• [Problem details] Could you quote each of the lines below word for word, leaving out any pictures?

──────────

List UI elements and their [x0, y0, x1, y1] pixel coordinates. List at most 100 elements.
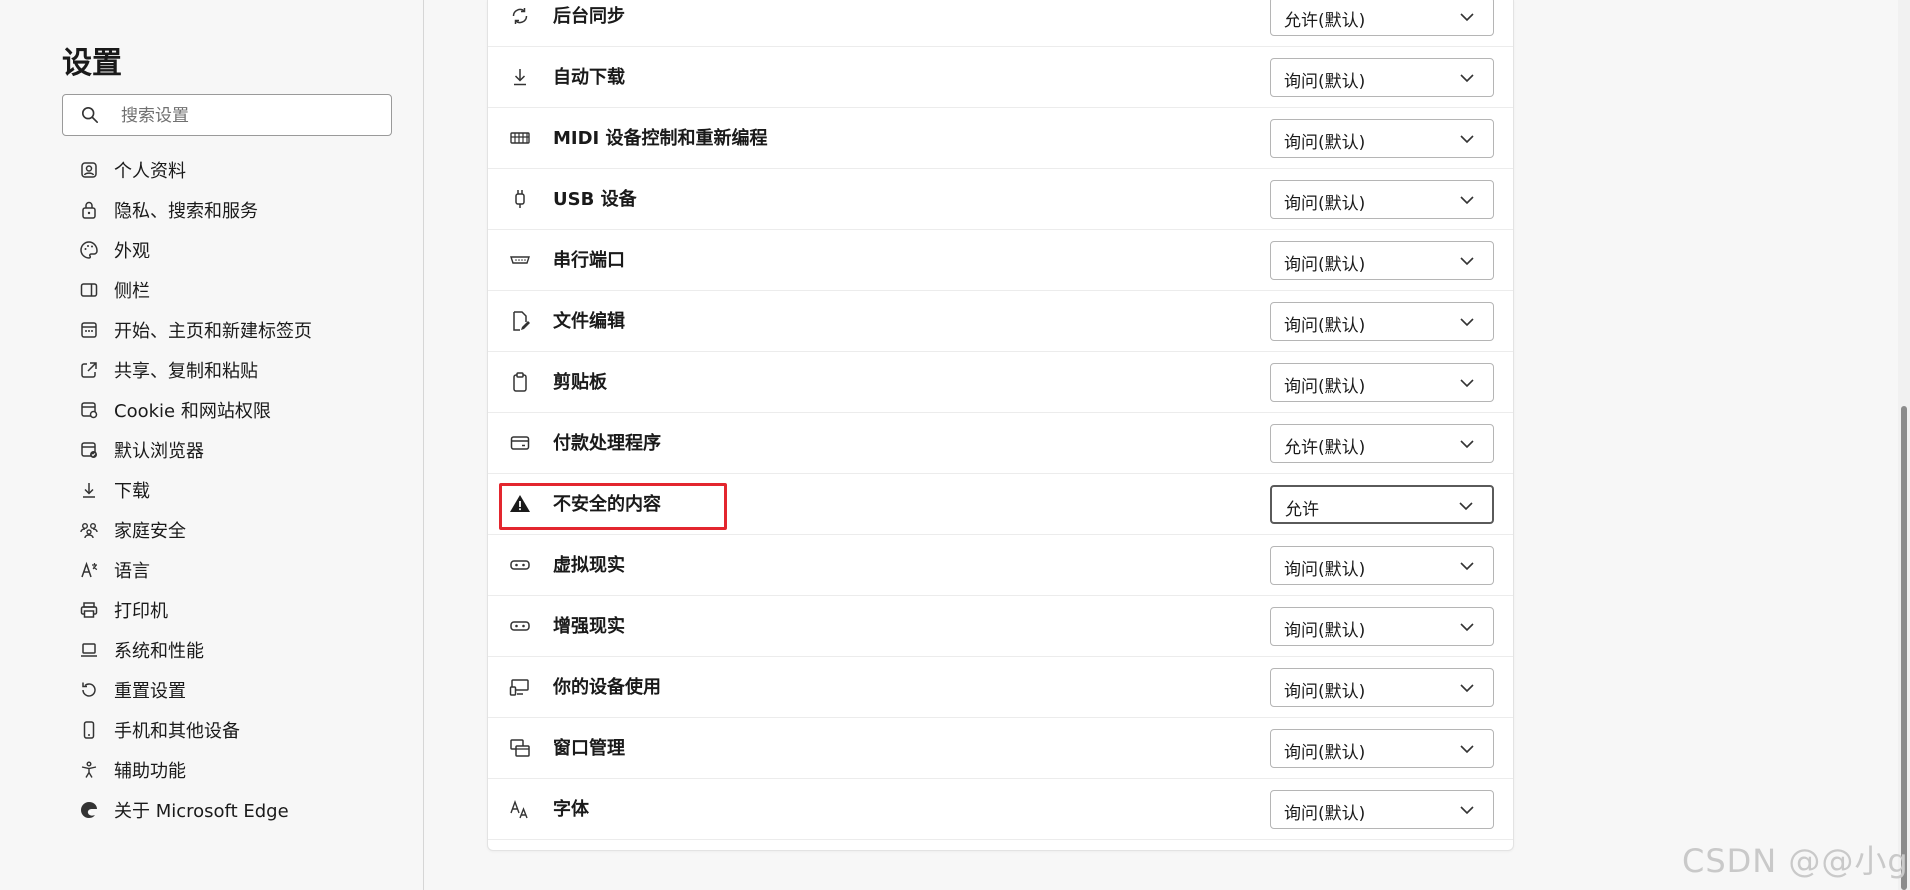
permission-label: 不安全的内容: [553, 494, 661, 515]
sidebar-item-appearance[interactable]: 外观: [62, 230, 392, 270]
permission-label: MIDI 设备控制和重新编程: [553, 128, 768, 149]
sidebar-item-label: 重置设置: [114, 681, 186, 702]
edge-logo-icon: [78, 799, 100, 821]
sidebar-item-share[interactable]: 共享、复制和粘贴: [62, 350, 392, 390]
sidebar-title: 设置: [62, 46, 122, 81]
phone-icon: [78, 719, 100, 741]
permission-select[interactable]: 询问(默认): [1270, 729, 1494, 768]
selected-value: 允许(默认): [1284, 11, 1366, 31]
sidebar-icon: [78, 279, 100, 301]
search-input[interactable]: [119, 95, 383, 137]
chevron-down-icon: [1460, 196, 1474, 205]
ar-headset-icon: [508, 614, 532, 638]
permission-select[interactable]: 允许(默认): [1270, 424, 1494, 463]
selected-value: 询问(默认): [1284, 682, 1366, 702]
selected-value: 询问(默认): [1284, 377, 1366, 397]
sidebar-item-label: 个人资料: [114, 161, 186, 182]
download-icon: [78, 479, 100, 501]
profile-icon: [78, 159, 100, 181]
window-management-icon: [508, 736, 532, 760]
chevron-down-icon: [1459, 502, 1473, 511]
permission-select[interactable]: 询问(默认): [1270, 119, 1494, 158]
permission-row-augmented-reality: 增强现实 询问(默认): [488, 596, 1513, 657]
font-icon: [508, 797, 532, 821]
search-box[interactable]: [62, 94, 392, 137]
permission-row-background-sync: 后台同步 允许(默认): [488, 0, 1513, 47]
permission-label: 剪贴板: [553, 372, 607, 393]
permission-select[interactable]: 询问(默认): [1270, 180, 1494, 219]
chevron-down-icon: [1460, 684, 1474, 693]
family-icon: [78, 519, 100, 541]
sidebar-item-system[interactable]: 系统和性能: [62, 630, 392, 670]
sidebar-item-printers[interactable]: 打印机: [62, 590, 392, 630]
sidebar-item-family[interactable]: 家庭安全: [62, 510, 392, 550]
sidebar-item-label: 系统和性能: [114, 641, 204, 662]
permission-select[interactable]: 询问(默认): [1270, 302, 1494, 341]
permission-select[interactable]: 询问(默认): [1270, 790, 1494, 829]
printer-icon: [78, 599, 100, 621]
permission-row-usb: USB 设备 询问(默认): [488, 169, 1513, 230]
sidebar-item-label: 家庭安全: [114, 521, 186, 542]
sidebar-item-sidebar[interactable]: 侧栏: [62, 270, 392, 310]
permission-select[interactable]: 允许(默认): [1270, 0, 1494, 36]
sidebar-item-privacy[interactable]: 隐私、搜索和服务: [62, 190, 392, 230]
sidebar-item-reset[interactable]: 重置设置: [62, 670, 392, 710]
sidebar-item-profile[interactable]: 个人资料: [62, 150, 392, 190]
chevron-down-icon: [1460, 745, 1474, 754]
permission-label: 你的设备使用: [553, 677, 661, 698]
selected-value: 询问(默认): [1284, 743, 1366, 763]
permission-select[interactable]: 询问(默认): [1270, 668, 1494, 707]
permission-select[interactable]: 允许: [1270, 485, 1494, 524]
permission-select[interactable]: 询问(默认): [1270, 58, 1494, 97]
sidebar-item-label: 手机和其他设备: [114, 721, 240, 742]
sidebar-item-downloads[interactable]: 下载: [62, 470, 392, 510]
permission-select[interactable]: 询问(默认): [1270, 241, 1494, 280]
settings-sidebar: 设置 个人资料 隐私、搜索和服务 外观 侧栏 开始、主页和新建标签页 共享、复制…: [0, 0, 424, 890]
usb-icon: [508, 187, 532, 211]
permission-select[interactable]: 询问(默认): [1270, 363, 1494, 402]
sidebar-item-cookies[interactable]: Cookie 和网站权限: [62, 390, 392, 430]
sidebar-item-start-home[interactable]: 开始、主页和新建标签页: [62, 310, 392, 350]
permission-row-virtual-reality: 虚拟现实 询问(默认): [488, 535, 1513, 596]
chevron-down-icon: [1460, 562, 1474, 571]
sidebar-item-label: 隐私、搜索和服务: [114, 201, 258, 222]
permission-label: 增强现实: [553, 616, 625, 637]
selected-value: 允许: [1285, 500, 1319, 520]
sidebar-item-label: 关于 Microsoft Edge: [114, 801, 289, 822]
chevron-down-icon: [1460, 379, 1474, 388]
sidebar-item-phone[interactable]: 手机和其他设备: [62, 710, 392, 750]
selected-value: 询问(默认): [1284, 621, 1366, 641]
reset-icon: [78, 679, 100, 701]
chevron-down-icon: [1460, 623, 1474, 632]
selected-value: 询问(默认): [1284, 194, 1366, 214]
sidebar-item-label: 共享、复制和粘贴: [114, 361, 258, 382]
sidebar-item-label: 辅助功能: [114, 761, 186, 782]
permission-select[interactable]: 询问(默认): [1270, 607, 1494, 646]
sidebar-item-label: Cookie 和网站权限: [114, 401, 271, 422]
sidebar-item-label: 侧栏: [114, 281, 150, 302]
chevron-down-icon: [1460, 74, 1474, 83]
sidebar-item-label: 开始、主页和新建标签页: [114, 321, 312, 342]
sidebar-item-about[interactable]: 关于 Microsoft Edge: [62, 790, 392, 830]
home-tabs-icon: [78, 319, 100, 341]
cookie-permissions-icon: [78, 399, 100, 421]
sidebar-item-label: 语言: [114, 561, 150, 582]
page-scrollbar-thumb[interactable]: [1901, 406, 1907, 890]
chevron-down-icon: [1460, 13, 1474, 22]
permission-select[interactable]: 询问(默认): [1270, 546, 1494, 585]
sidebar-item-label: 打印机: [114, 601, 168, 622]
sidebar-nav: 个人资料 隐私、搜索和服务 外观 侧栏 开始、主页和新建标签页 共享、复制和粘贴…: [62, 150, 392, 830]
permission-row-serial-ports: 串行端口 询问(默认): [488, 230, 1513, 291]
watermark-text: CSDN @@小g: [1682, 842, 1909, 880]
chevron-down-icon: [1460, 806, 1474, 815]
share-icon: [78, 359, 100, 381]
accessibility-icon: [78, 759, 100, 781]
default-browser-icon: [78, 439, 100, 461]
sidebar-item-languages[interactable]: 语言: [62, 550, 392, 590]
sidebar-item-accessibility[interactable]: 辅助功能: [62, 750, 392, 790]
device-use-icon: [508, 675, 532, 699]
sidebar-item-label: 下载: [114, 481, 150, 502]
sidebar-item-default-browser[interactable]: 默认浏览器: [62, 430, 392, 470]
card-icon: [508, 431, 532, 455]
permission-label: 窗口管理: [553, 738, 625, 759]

──────────

• [Solution]
List UI elements and their [x0, y0, x1, y1] pixel coordinates. List at most 100 elements.
permission-label: 不安全的内容: [553, 494, 661, 515]
sidebar-item-appearance[interactable]: 外观: [62, 230, 392, 270]
permission-label: MIDI 设备控制和重新编程: [553, 128, 768, 149]
sidebar-item-label: 重置设置: [114, 681, 186, 702]
edge-logo-icon: [78, 799, 100, 821]
sidebar-item-share[interactable]: 共享、复制和粘贴: [62, 350, 392, 390]
sidebar-title: 设置: [62, 46, 122, 81]
phone-icon: [78, 719, 100, 741]
permission-select[interactable]: 询问(默认): [1270, 729, 1494, 768]
selected-value: 允许(默认): [1284, 11, 1366, 31]
sidebar-icon: [78, 279, 100, 301]
search-input[interactable]: [119, 95, 383, 137]
chevron-down-icon: [1460, 196, 1474, 205]
ar-headset-icon: [508, 614, 532, 638]
permission-select[interactable]: 允许(默认): [1270, 424, 1494, 463]
selected-value: 询问(默认): [1284, 682, 1366, 702]
selected-value: 询问(默认): [1284, 377, 1366, 397]
sidebar-item-label: 个人资料: [114, 161, 186, 182]
download-icon: [78, 479, 100, 501]
profile-icon: [78, 159, 100, 181]
window-management-icon: [508, 736, 532, 760]
chevron-down-icon: [1459, 502, 1473, 511]
permission-select[interactable]: 询问(默认): [1270, 119, 1494, 158]
permission-row-augmented-reality: 增强现实 询问(默认): [488, 596, 1513, 657]
font-icon: [508, 797, 532, 821]
search-box[interactable]: [62, 94, 392, 137]
permission-row-background-sync: 后台同步 允许(默认): [488, 0, 1513, 47]
permission-label: 剪贴板: [553, 372, 607, 393]
permission-select[interactable]: 询问(默认): [1270, 180, 1494, 219]
chevron-down-icon: [1460, 684, 1474, 693]
family-icon: [78, 519, 100, 541]
sidebar-item-system[interactable]: 系统和性能: [62, 630, 392, 670]
sidebar-item-printers[interactable]: 打印机: [62, 590, 392, 630]
sidebar-item-family[interactable]: 家庭安全: [62, 510, 392, 550]
sidebar-item-label: 系统和性能: [114, 641, 204, 662]
permission-select[interactable]: 询问(默认): [1270, 302, 1494, 341]
permission-select[interactable]: 询问(默认): [1270, 790, 1494, 829]
printer-icon: [78, 599, 100, 621]
permission-row-usb: USB 设备 询问(默认): [488, 169, 1513, 230]
sidebar-item-label: 家庭安全: [114, 521, 186, 542]
sidebar-item-sidebar[interactable]: 侧栏: [62, 270, 392, 310]
permission-select[interactable]: 允许(默认): [1270, 0, 1494, 36]
sidebar-item-privacy[interactable]: 隐私、搜索和服务: [62, 190, 392, 230]
sidebar-item-reset[interactable]: 重置设置: [62, 670, 392, 710]
sidebar-item-profile[interactable]: 个人资料: [62, 150, 392, 190]
chevron-down-icon: [1460, 745, 1474, 754]
permission-label: 你的设备使用: [553, 677, 661, 698]
selected-value: 询问(默认): [1284, 743, 1366, 763]
permission-select[interactable]: 询问(默认): [1270, 668, 1494, 707]
permission-select[interactable]: 允许: [1270, 485, 1494, 524]
permission-select[interactable]: 询问(默认): [1270, 58, 1494, 97]
sidebar-item-label: 手机和其他设备: [114, 721, 240, 742]
sidebar-item-downloads[interactable]: 下载: [62, 470, 392, 510]
permission-select[interactable]: 询问(默认): [1270, 241, 1494, 280]
settings-sidebar: 设置 个人资料 隐私、搜索和服务 外观 侧栏 开始、主页和新建标签页 共享、复制…: [0, 0, 424, 890]
usb-icon: [508, 187, 532, 211]
permission-select[interactable]: 询问(默认): [1270, 363, 1494, 402]
sidebar-item-cookies[interactable]: Cookie 和网站权限: [62, 390, 392, 430]
sidebar-item-start-home[interactable]: 开始、主页和新建标签页: [62, 310, 392, 350]
permission-row-virtual-reality: 虚拟现实 询问(默认): [488, 535, 1513, 596]
chevron-down-icon: [1460, 562, 1474, 571]
sidebar-item-label: 隐私、搜索和服务: [114, 201, 258, 222]
permission-label: 增强现实: [553, 616, 625, 637]
selected-value: 允许: [1285, 500, 1319, 520]
sidebar-item-label: 关于 Microsoft Edge: [114, 801, 289, 822]
chevron-down-icon: [1460, 379, 1474, 388]
sidebar-item-phone[interactable]: 手机和其他设备: [62, 710, 392, 750]
selected-value: 询问(默认): [1284, 621, 1366, 641]
reset-icon: [78, 679, 100, 701]
chevron-down-icon: [1460, 623, 1474, 632]
selected-value: 询问(默认): [1284, 194, 1366, 214]
sidebar-item-label: 共享、复制和粘贴: [114, 361, 258, 382]
sidebar-item-label: 辅助功能: [114, 761, 186, 782]
permission-select[interactable]: 询问(默认): [1270, 607, 1494, 646]
sidebar-item-label: Cookie 和网站权限: [114, 401, 271, 422]
sidebar-item-label: 侧栏: [114, 281, 150, 302]
chevron-down-icon: [1460, 74, 1474, 83]
sidebar-item-label: 开始、主页和新建标签页: [114, 321, 312, 342]
sidebar-item-about[interactable]: 关于 Microsoft Edge: [62, 790, 392, 830]
home-tabs-icon: [78, 319, 100, 341]
cookie-permissions-icon: [78, 399, 100, 421]
sidebar-item-label: 语言: [114, 561, 150, 582]
page-scrollbar-thumb[interactable]: [1901, 406, 1907, 890]
chevron-down-icon: [1460, 13, 1474, 22]
permission-select[interactable]: 询问(默认): [1270, 546, 1494, 585]
sidebar-item-label: 打印机: [114, 601, 168, 622]
sidebar-nav: 个人资料 隐私、搜索和服务 外观 侧栏 开始、主页和新建标签页 共享、复制和粘贴…: [62, 150, 392, 830]
permission-row-serial-ports: 串行端口 询问(默认): [488, 230, 1513, 291]
watermark-text: CSDN @@小g: [1682, 842, 1909, 880]
chevron-down-icon: [1460, 806, 1474, 815]
share-icon: [78, 359, 100, 381]
accessibility-icon: [78, 759, 100, 781]
default-browser-icon: [78, 439, 100, 461]
sidebar-item-languages[interactable]: 语言: [62, 550, 392, 590]
sidebar-item-accessibility[interactable]: 辅助功能: [62, 750, 392, 790]
device-use-icon: [508, 675, 532, 699]
sidebar-item-label: 下载: [114, 481, 150, 502]
sidebar-item-default-browser[interactable]: 默认浏览器: [62, 430, 392, 470]
card-icon: [508, 431, 532, 455]
permission-label: 窗口管理: [553, 738, 625, 759]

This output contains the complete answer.